Goal
Identify the lines that contain the string "screenshot" and copy all of them.

◇ ◇ ◇ ◇ ◇ ◇ ◇

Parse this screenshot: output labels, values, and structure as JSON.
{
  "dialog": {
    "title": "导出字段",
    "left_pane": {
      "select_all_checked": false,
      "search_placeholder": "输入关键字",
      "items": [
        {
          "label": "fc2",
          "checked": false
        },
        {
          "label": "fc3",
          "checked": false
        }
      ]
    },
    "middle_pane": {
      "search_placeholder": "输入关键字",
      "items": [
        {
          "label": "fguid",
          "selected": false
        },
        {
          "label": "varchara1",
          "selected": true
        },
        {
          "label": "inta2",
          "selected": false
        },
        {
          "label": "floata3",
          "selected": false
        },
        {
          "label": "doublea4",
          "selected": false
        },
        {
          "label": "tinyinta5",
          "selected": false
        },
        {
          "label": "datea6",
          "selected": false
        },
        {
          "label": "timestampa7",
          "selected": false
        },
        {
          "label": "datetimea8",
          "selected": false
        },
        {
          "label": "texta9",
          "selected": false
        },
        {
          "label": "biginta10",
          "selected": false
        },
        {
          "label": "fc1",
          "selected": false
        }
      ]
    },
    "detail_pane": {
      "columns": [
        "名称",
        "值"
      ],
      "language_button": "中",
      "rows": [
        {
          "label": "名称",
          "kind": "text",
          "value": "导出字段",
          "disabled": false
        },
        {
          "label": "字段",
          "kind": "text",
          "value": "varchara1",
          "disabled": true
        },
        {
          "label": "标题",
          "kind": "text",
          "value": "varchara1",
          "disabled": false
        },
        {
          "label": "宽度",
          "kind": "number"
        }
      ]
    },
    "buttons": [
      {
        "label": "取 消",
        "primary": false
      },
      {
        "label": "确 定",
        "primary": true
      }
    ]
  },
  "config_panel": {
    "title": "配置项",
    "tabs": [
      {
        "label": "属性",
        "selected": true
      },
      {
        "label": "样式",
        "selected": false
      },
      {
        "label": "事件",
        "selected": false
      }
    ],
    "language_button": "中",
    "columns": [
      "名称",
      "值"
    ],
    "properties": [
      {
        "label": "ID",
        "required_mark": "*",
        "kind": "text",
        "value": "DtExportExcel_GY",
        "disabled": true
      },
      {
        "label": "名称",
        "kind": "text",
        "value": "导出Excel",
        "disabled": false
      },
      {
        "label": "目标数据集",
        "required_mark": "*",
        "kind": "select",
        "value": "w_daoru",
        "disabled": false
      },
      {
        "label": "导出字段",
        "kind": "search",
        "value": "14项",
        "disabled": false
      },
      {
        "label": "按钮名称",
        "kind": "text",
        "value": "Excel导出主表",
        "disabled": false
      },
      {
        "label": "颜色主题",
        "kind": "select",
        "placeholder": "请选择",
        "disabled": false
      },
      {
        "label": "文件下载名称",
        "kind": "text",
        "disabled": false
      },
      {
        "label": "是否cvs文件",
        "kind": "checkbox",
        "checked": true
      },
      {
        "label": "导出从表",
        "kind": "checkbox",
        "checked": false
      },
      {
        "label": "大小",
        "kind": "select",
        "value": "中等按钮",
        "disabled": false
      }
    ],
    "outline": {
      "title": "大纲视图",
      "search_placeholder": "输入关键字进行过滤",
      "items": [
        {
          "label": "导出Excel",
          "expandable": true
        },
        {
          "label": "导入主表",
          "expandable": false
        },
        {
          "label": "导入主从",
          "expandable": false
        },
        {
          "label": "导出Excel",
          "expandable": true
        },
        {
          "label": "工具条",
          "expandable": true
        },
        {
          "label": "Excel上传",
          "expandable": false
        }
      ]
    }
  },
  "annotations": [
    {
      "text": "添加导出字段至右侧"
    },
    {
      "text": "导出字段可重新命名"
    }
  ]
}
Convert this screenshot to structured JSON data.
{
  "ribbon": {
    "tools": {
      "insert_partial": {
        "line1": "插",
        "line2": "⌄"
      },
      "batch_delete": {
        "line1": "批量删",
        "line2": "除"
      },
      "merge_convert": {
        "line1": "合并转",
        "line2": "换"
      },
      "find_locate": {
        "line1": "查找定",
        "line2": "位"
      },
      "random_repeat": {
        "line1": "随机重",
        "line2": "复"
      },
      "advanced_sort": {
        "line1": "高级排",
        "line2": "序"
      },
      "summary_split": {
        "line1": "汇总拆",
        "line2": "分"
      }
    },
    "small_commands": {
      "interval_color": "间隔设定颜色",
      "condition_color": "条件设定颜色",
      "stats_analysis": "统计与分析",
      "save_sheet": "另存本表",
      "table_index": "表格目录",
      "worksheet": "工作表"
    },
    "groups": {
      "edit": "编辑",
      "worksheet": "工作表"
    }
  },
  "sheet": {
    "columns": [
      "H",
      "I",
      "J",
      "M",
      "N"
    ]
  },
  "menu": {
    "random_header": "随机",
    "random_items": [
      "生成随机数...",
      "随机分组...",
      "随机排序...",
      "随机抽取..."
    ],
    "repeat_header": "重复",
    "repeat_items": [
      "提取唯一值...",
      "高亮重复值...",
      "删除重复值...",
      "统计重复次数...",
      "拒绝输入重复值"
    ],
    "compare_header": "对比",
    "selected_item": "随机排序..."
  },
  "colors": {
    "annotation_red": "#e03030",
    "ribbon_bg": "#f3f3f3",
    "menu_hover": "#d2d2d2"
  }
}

◇ ◇ ◇ ◇ ◇ ◇ ◇

Result of the exercise
Parse this screenshot: output labels, values, and structure as JSON.
Convert this screenshot to structured JSON data.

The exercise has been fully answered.